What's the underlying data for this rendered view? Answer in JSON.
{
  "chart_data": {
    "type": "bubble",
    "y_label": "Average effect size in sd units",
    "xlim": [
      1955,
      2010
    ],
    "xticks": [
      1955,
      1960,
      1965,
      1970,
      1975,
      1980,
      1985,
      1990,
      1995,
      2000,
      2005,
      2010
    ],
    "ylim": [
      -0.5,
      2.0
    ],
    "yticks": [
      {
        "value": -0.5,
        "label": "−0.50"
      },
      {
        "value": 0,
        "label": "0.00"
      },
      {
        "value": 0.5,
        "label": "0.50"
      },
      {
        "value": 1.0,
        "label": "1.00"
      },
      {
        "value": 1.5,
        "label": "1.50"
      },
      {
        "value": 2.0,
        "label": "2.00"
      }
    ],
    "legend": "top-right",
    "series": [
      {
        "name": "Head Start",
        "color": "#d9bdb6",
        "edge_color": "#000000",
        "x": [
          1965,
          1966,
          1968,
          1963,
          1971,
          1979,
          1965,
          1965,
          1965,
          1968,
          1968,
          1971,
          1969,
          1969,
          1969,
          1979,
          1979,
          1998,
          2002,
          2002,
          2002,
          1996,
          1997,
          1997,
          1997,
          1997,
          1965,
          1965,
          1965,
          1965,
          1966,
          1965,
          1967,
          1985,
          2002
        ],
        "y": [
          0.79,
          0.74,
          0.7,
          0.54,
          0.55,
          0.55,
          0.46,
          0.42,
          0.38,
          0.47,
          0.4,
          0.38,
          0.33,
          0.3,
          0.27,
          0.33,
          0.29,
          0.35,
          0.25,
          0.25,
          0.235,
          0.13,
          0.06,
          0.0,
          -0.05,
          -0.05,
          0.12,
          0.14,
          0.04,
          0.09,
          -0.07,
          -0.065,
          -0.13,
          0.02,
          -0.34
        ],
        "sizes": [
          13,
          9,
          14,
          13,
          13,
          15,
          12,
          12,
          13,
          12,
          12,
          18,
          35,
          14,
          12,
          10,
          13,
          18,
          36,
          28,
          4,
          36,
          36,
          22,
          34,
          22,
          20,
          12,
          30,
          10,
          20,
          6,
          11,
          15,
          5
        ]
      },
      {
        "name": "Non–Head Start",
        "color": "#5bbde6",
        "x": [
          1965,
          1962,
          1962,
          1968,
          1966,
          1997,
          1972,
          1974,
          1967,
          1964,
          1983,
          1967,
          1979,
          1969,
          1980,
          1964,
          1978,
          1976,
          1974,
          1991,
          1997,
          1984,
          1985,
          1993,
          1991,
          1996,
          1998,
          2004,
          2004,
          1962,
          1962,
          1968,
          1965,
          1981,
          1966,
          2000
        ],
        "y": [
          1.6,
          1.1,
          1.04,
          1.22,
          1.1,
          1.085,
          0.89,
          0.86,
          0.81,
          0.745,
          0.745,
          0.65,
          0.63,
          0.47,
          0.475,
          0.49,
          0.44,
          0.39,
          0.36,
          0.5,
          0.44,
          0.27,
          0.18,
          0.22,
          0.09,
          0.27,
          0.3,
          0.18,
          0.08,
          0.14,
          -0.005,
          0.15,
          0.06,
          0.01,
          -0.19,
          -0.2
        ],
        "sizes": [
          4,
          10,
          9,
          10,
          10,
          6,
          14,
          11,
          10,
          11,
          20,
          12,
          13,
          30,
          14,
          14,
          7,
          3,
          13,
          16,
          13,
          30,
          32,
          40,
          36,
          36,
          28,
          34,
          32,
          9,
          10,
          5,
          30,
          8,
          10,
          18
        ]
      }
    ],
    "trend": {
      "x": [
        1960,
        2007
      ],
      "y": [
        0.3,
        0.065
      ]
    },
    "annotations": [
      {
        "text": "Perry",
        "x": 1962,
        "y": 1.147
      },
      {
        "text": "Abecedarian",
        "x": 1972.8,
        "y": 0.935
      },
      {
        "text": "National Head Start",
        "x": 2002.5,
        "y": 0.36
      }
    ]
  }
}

+-------+

§ WHAT THIS TASK INVOLVES:
Set down the listing in full, keeping every word exactly as it is.

§ WORKED ANSWER:
What's the underlying data for this rendered view? Answer in JSON.
{
  "chart_data": {
    "type": "bubble",
    "y_label": "Average effect size in sd units",
    "xlim": [
      1955,
      2010
    ],
    "xticks": [
      1955,
      1960,
      1965,
      1970,
      1975,
      1980,
      1985,
      1990,
      1995,
      2000,
      2005,
      2010
    ],
    "ylim": [
      -0.5,
      2.0
    ],
    "yticks": [
      {
        "value": -0.5,
        "label": "−0.50"
      },
      {
        "value": 0,
        "label": "0.00"
      },
      {
        "value": 0.5,
        "label": "0.50"
      },
      {
        "value": 1.0,
        "label": "1.00"
      },
      {
        "value": 1.5,
        "label": "1.50"
      },
      {
        "value": 2.0,
        "label": "2.00"
      }
    ],
    "legend": "top-right",
    "series": [
      {
        "name": "Head Start",
        "color": "#d9bdb6",
        "edge_color": "#000000",
        "x": [
          1965,
          1966,
          1968,
          1963,
          1971,
          1979,
          1965,
          1965,
          1965,
          1968,
          1968,
          1971,
          1969,
          1969,
          1969,
          1979,
          1979,
          1998,
          2002,
          2002,
          2002,
          1996,
          1997,
          1997,
          1997,
          1997,
          1965,
          1965,
          1965,
          1965,
          1966,
          1965,
          1967,
          1985,
          2002
        ],
        "y": [
          0.79,
          0.74,
          0.7,
          0.54,
          0.55,
          0.55,
          0.46,
          0.42,
          0.38,
          0.47,
          0.4,
          0.38,
          0.33,
          0.3,
          0.27,
          0.33,
          0.29,
          0.35,
          0.25,
          0.25,
          0.235,
          0.13,
          0.06,
          0.0,
          -0.05,
          -0.05,
          0.12,
          0.14,
          0.04,
          0.09,
          -0.07,
          -0.065,
          -0.13,
          0.02,
          -0.34
        ],
        "sizes": [
          13,
          9,
          14,
          13,
          13,
          15,
          12,
          12,
          13,
          12,
          12,
          18,
          35,
          14,
          12,
          10,
          13,
          18,
          36,
          28,
          4,
          36,
          36,
          22,
          34,
          22,
          20,
          12,
          30,
          10,
          20,
          6,
          11,
          15,
          5
        ]
      },
      {
        "name": "Non–Head Start",
        "color": "#5bbde6",
        "x": [
          1965,
          1962,
          1962,
          1968,
          1966,
          1997,
          1972,
          1974,
          1967,
          1964,
          1983,
          1967,
          1979,
          1969,
          1980,
          1964,
          1978,
          1976,
          1974,
          1991,
          1997,
          1984,
          1985,
          1993,
          1991,
          1996,
          1998,
          2004,
          2004,
          1962,
          1962,
          1968,
          1965,
          1981,
          1966,
          2000
        ],
        "y": [
          1.6,
          1.1,
          1.04,
          1.22,
          1.1,
          1.085,
          0.89,
          0.86,
          0.81,
          0.745,
          0.745,
          0.65,
          0.63,
          0.47,
          0.475,
          0.49,
          0.44,
          0.39,
          0.36,
          0.5,
          0.44,
          0.27,
          0.18,
          0.22,
          0.09,
          0.27,
          0.3,
          0.18,
          0.08,
          0.14,
          -0.005,
          0.15,
          0.06,
          0.01,
          -0.19,
          -0.2
        ],
        "sizes": [
          4,
          10,
          9,
          10,
          10,
          6,
          14,
          11,
          10,
          11,
          20,
          12,
          13,
          30,
          14,
          14,
          7,
          3,
          13,
          16,
          13,
          30,
          32,
          40,
          36,
          36,
          28,
          34,
          32,
          9,
          10,
          5,
          30,
          8,
          10,
          18
        ]
      }
    ],
    "trend": {
      "x": [
        1960,
        2007
      ],
      "y": [
        0.3,
        0.065
      ]
    },
    "annotations": [
      {
        "text": "Perry",
        "x": 1962,
        "y": 1.147
      },
      {
        "text": "Abecedarian",
        "x": 1972.8,
        "y": 0.935
      },
      {
        "text": "National Head Start",
        "x": 2002.5,
        "y": 0.36
      }
    ]
  }
}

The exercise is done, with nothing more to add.